# [To be done]
Print the whole listing exactly.

# [Recorded data]
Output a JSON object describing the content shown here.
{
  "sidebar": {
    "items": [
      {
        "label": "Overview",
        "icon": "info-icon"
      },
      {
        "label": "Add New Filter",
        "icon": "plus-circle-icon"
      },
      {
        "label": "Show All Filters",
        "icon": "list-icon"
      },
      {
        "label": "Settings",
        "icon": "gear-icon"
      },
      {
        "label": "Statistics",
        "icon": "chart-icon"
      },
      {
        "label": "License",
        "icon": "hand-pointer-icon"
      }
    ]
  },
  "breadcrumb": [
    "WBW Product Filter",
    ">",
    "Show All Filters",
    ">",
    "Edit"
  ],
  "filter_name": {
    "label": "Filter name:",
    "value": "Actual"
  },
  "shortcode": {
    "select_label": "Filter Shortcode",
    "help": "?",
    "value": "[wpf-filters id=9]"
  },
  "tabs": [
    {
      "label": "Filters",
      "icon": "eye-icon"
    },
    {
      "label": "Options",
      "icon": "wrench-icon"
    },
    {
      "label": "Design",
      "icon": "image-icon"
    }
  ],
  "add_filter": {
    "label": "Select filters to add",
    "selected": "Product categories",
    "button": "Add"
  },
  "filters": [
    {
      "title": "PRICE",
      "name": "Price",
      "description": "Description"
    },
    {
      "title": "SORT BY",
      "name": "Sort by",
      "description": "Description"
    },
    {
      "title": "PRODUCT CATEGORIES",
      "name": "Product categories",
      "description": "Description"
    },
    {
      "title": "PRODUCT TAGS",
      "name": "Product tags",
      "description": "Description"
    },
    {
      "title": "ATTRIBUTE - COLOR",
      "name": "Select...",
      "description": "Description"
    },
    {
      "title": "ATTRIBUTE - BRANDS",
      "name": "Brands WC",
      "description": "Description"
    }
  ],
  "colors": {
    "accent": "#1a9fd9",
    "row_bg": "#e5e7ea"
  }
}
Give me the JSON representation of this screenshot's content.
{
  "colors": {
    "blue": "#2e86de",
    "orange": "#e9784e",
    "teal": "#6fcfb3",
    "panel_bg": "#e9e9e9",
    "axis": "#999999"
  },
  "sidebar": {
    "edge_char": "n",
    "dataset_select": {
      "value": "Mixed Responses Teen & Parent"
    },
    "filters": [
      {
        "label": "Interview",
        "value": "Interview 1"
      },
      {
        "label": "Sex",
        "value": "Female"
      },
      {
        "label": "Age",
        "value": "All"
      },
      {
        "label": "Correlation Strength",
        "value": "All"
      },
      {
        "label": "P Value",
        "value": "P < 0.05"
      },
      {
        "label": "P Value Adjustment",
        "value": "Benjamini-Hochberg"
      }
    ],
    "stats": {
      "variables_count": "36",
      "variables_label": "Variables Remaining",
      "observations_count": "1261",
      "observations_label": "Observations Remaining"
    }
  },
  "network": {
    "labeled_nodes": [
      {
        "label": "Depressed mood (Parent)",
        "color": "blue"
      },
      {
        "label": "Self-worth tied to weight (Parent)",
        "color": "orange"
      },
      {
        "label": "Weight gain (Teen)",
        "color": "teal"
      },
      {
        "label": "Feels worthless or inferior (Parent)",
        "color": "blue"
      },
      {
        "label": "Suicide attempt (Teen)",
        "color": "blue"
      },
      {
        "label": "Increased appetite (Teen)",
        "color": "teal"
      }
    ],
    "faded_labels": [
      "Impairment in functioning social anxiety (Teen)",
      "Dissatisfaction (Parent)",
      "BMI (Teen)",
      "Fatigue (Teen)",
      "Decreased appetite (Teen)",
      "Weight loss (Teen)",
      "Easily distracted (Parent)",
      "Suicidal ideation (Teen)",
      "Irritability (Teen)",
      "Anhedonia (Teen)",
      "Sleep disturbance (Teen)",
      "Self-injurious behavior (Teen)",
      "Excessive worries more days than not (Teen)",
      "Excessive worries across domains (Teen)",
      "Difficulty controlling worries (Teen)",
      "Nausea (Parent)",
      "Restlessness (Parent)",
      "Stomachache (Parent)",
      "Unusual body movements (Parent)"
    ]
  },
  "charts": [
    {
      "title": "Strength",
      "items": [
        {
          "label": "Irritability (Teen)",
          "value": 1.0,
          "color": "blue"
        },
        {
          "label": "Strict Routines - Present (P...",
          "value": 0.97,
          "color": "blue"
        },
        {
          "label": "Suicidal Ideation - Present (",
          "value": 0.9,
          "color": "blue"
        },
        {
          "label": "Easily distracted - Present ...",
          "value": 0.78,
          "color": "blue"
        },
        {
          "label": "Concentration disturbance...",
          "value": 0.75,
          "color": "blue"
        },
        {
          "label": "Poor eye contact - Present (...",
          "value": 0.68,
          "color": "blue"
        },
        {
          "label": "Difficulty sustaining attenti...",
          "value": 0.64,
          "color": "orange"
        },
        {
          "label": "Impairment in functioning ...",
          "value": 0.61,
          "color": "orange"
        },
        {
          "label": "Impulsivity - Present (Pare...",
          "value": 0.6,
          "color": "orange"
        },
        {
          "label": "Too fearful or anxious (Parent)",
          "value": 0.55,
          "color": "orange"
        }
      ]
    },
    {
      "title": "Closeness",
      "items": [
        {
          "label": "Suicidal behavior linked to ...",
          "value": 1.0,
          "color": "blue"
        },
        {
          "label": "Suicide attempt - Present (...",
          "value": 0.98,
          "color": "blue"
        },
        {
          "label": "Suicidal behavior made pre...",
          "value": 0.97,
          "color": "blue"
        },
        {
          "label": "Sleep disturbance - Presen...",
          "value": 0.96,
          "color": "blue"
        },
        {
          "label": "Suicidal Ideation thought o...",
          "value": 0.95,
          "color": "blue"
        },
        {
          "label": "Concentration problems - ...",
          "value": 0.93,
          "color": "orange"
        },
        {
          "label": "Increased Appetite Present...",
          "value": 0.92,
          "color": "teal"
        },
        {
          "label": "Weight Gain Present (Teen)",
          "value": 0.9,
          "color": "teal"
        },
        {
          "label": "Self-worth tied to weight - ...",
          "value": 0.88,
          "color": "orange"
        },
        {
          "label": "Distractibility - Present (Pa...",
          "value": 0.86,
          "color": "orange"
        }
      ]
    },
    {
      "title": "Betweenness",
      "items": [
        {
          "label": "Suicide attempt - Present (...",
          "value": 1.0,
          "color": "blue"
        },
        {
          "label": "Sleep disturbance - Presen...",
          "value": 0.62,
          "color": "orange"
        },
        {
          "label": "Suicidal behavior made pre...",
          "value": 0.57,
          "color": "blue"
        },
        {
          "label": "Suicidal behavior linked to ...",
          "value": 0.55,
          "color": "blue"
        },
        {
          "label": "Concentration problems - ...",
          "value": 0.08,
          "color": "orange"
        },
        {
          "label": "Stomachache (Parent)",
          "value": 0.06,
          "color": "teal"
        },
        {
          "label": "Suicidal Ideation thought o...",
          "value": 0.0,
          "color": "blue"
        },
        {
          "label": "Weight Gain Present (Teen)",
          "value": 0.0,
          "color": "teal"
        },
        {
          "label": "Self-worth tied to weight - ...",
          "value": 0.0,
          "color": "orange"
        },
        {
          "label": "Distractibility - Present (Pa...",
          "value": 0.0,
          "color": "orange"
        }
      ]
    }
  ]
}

# [Final result]
Output a JSON object describing the content shown here.
{
  "sidebar": {
    "items": [
      {
        "label": "Overview",
        "icon": "info-icon"
      },
      {
        "label": "Add New Filter",
        "icon": "plus-circle-icon"
      },
      {
        "label": "Show All Filters",
        "icon": "list-icon"
      },
      {
        "label": "Settings",
        "icon": "gear-icon"
      },
      {
        "label": "Statistics",
        "icon": "chart-icon"
      },
      {
        "label": "License",
        "icon": "hand-pointer-icon"
      }
    ]
  },
  "breadcrumb": [
    "WBW Product Filter",
    ">",
    "Show All Filters",
    ">",
    "Edit"
  ],
  "filter_name": {
    "label": "Filter name:",
    "value": "Actual"
  },
  "shortcode": {
    "select_label": "Filter Shortcode",
    "help": "?",
    "value": "[wpf-filters id=9]"
  },
  "tabs": [
    {
      "label": "Filters",
      "icon": "eye-icon"
    },
    {
      "label": "Options",
      "icon": "wrench-icon"
    },
    {
      "label": "Design",
      "icon": "image-icon"
    }
  ],
  "add_filter": {
    "label": "Select filters to add",
    "selected": "Product categories",
    "button": "Add"
  },
  "filters": [
    {
      "title": "PRICE",
      "name": "Price",
      "description": "Description"
    },
    {
      "title": "SORT BY",
      "name": "Sort by",
      "description": "Description"
    },
    {
      "title": "PRODUCT CATEGORIES",
      "name": "Product categories",
      "description": "Description"
    },
    {
      "title": "PRODUCT TAGS",
      "name": "Product tags",
      "description": "Description"
    },
    {
      "title": "ATTRIBUTE - COLOR",
      "name": "Select...",
      "description": "Description"
    },
    {
      "title": "ATTRIBUTE - BRANDS",
      "name": "Brands WC",
      "description": "Description"
    }
  ],
  "colors": {
    "accent": "#1a9fd9",
    "row_bg": "#e5e7ea"
  }
}
Give me the JSON representation of this screenshot's content.
{
  "colors": {
    "blue": "#2e86de",
    "orange": "#e9784e",
    "teal": "#6fcfb3",
    "panel_bg": "#e9e9e9",
    "axis": "#999999"
  },
  "sidebar": {
    "edge_char": "n",
    "dataset_select": {
      "value": "Mixed Responses Teen & Parent"
    },
    "filters": [
      {
        "label": "Interview",
        "value": "Interview 1"
      },
      {
        "label": "Sex",
        "value": "Female"
      },
      {
        "label": "Age",
        "value": "All"
      },
      {
        "label": "Correlation Strength",
        "value": "All"
      },
      {
        "label": "P Value",
        "value": "P < 0.05"
      },
      {
        "label": "P Value Adjustment",
        "value": "Benjamini-Hochberg"
      }
    ],
    "stats": {
      "variables_count": "36",
      "variables_label": "Variables Remaining",
      "observations_count": "1261",
      "observations_label": "Observations Remaining"
    }
  },
  "network": {
    "labeled_nodes": [
      {
        "label": "Depressed mood (Parent)",
        "color": "blue"
      },
      {
        "label": "Self-worth tied to weight (Parent)",
        "color": "orange"
      },
      {
        "label": "Weight gain (Teen)",
        "color": "teal"
      },
      {
        "label": "Feels worthless or inferior (Parent)",
        "color": "blue"
      },
      {
        "label": "Suicide attempt (Teen)",
        "color": "blue"
      },
      {
        "label": "Increased appetite (Teen)",
        "color": "teal"
      }
    ],
    "faded_labels": [
      "Impairment in functioning social anxiety (Teen)",
      "Dissatisfaction (Parent)",
      "BMI (Teen)",
      "Fatigue (Teen)",
      "Decreased appetite (Teen)",
      "Weight loss (Teen)",
      "Easily distracted (Parent)",
      "Suicidal ideation (Teen)",
      "Irritability (Teen)",
      "Anhedonia (Teen)",
      "Sleep disturbance (Teen)",
      "Self-injurious behavior (Teen)",
      "Excessive worries more days than not (Teen)",
      "Excessive worries across domains (Teen)",
      "Difficulty controlling worries (Teen)",
      "Nausea (Parent)",
      "Restlessness (Parent)",
      "Stomachache (Parent)",
      "Unusual body movements (Parent)"
    ]
  },
  "charts": [
    {
      "title": "Strength",
      "items": [
        {
          "label": "Irritability (Teen)",
          "value": 1.0,
          "color": "blue"
        },
        {
          "label": "Strict Routines - Present (P...",
          "value": 0.97,
          "color": "blue"
        },
        {
          "label": "Suicidal Ideation - Present (",
          "value": 0.9,
          "color": "blue"
        },
        {
          "label": "Easily distracted - Present ...",
          "value": 0.78,
          "color": "blue"
        },
        {
          "label": "Concentration disturbance...",
          "value": 0.75,
          "color": "blue"
        },
        {
          "label": "Poor eye contact - Present (...",
          "value": 0.68,
          "color": "blue"
        },
        {
          "label": "Difficulty sustaining attenti...",
          "value": 0.64,
          "color": "orange"
        },
        {
          "label": "Impairment in functioning ...",
          "value": 0.61,
          "color": "orange"
        },
        {
          "label": "Impulsivity - Present (Pare...",
          "value": 0.6,
          "color": "orange"
        },
        {
          "label": "Too fearful or anxious (Parent)",
          "value": 0.55,
          "color": "orange"
        }
      ]
    },
    {
      "title": "Closeness",
      "items": [
        {
          "label": "Suicidal behavior linked to ...",
          "value": 1.0,
          "color": "blue"
        },
        {
          "label": "Suicide attempt - Present (...",
          "value": 0.98,
          "color": "blue"
        },
        {
          "label": "Suicidal behavior made pre...",
          "value": 0.97,
          "color": "blue"
        },
        {
          "label": "Sleep disturbance - Presen...",
          "value": 0.96,
          "color": "blue"
        },
        {
          "label": "Suicidal Ideation thought o...",
          "value": 0.95,
          "color": "blue"
        },
        {
          "label": "Concentration problems - ...",
          "value": 0.93,
          "color": "orange"
        },
        {
          "label": "Increased Appetite Present...",
          "value": 0.92,
          "color": "teal"
        },
        {
          "label": "Weight Gain Present (Teen)",
          "value": 0.9,
          "color": "teal"
        },
        {
          "label": "Self-worth tied to weight - ...",
          "value": 0.88,
          "color": "orange"
        },
        {
          "label": "Distractibility - Present (Pa...",
          "value": 0.86,
          "color": "orange"
        }
      ]
    },
    {
      "title": "Betweenness",
      "items": [
        {
          "label": "Suicide attempt - Present (...",
          "value": 1.0,
          "color": "blue"
        },
        {
          "label": "Sleep disturbance - Presen...",
          "value": 0.62,
          "color": "orange"
        },
        {
          "label": "Suicidal behavior made pre...",
          "value": 0.57,
          "color": "blue"
        },
        {
          "label": "Suicidal behavior linked to ...",
          "value": 0.55,
          "color": "blue"
        },
        {
          "label": "Concentration problems - ...",
          "value": 0.08,
          "color": "orange"
        },
        {
          "label": "Stomachache (Parent)",
          "value": 0.06,
          "color": "teal"
        },
        {
          "label": "Suicidal Ideation thought o...",
          "value": 0.0,
          "color": "blue"
        },
        {
          "label": "Weight Gain Present (Teen)",
          "value": 0.0,
          "color": "teal"
        },
        {
          "label": "Self-worth tied to weight - ...",
          "value": 0.0,
          "color": "orange"
        },
        {
          "label": "Distractibility - Present (Pa...",
          "value": 0.0,
          "color": "orange"
        }
      ]
    }
  ]
}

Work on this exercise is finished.